GIVEN EXERCISE =>
Pull each line holding the word "celu" from the data.

====== TASK DATA ======

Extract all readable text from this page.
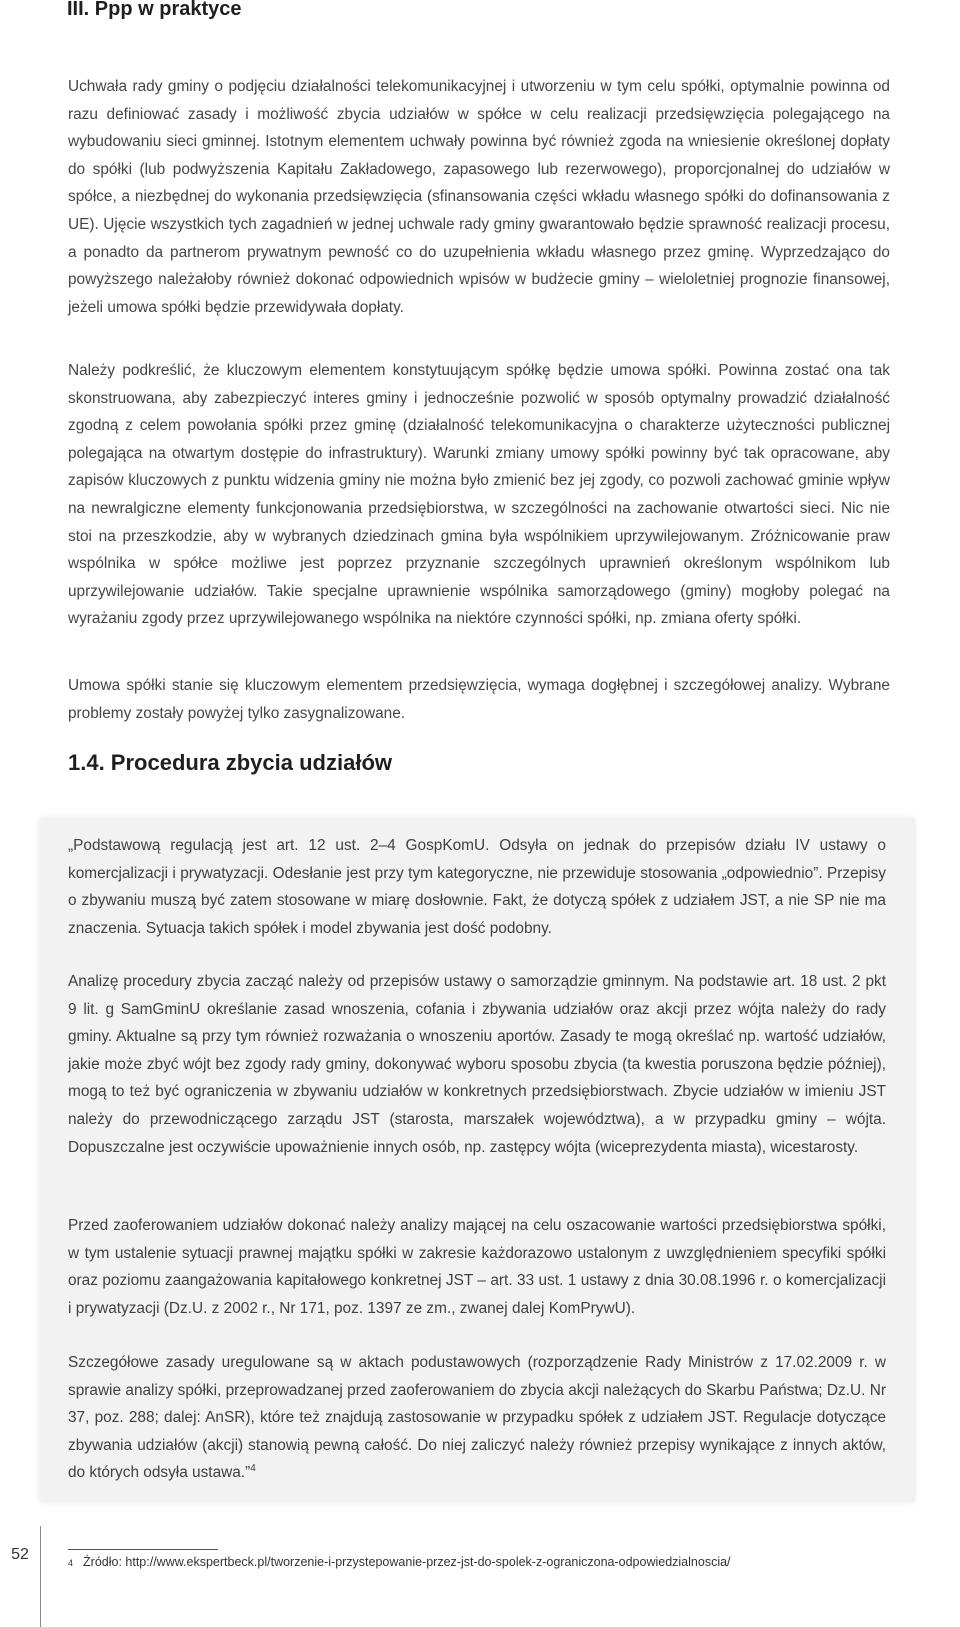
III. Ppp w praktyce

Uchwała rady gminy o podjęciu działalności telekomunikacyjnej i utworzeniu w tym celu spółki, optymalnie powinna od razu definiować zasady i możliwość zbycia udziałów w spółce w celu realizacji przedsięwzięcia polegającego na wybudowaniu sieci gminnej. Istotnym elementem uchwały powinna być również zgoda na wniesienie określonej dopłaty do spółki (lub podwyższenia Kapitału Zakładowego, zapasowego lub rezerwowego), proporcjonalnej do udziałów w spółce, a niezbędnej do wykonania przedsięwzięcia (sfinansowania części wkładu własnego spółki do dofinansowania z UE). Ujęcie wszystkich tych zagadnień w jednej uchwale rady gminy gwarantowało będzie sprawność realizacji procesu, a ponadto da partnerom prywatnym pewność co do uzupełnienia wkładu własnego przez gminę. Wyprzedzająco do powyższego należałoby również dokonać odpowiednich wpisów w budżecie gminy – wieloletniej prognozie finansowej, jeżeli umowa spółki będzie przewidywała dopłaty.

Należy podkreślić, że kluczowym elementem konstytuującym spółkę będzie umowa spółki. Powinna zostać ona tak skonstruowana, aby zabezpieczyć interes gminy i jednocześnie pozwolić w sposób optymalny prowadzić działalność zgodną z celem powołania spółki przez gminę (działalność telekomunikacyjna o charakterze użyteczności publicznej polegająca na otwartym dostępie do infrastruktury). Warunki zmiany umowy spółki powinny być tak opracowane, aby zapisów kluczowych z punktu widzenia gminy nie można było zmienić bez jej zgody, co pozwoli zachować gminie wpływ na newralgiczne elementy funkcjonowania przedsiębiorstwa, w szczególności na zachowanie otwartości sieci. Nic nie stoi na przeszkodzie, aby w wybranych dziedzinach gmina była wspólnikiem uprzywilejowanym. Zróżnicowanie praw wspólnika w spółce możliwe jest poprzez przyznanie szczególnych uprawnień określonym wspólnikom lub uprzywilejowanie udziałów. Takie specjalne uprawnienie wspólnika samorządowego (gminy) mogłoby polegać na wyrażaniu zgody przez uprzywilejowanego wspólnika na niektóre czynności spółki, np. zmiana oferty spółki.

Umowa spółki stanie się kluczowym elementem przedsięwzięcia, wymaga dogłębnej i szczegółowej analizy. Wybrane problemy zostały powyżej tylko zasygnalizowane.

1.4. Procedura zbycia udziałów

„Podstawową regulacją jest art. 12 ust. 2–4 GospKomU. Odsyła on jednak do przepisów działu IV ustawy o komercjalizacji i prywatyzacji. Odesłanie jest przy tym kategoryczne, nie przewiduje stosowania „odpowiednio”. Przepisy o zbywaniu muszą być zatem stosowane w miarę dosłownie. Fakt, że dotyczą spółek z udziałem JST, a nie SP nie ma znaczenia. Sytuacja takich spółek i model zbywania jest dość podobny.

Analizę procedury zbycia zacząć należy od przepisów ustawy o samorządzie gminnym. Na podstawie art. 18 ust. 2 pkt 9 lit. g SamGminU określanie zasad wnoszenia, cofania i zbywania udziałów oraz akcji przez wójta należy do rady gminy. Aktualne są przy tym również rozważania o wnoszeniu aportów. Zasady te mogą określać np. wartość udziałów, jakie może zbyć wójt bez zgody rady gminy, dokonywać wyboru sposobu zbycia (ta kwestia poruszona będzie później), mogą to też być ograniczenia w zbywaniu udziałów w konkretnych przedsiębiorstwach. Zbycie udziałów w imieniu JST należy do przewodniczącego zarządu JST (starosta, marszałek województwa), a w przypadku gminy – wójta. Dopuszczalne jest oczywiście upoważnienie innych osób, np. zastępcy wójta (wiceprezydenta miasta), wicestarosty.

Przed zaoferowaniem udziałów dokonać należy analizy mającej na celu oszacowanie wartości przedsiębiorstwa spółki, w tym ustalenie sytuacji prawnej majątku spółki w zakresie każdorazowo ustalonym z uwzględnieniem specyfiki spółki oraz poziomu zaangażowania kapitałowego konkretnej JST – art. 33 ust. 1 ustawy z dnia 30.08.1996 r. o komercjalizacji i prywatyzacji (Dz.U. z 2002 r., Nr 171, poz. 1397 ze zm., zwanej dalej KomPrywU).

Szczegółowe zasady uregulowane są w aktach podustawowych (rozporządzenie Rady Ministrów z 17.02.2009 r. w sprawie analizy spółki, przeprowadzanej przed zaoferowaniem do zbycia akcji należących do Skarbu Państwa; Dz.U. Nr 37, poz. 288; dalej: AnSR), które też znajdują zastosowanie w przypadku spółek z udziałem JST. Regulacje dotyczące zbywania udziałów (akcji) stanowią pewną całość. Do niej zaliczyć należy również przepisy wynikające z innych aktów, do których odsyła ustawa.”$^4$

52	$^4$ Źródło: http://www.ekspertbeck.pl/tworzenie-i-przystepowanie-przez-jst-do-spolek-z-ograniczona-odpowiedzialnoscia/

======

SOLUTION TO THIS EXERCISE =>
Uchwała rady gminy o podjęciu działalności telekomunikacyjnej i utworzeniu w tym celu spółki, optymalnie powinna od razu definiować zasady i możliwość zbycia udziałów w spółce w celu realizacji przedsięwzięcia polegającego na wybudowaniu sieci gminnej. Istotnym elementem uchwały powinna być również zgoda na wniesienie określonej dopłaty do spółki (lub podwyższenia Kapitału Zakładowego, zapasowego lub rezerwowego), proporcjonalnej do udziałów w spółce, a niezbędnej do wykonania przedsięwzięcia (sfinansowania części wkładu własnego spółki do dofinansowania z UE). Ujęcie wszystkich tych zagadnień w jednej uchwale rady gminy gwarantowało będzie sprawność realizacji procesu, a ponadto da partnerom prywatnym pewność co do uzupełnienia wkładu własnego przez gminę. Wyprzedzająco do powyższego należałoby również dokonać odpowiednich wpisów w budżecie gminy – wieloletniej prognozie finansowej, jeżeli umowa spółki będzie przewidywała dopłaty.
Przed zaoferowaniem udziałów dokonać należy analizy mającej na celu oszacowanie wartości przedsiębiorstwa spółki, w tym ustalenie sytuacji prawnej majątku spółki w zakresie każdorazowo ustalonym z uwzględnieniem specyfiki spółki oraz poziomu zaangażowania kapitałowego konkretnej JST – art. 33 ust. 1 ustawy z dnia 30.08.1996 r. o komercjalizacji i prywatyzacji (Dz.U. z 2002 r., Nr 171, poz. 1397 ze zm., zwanej dalej KomPrywU).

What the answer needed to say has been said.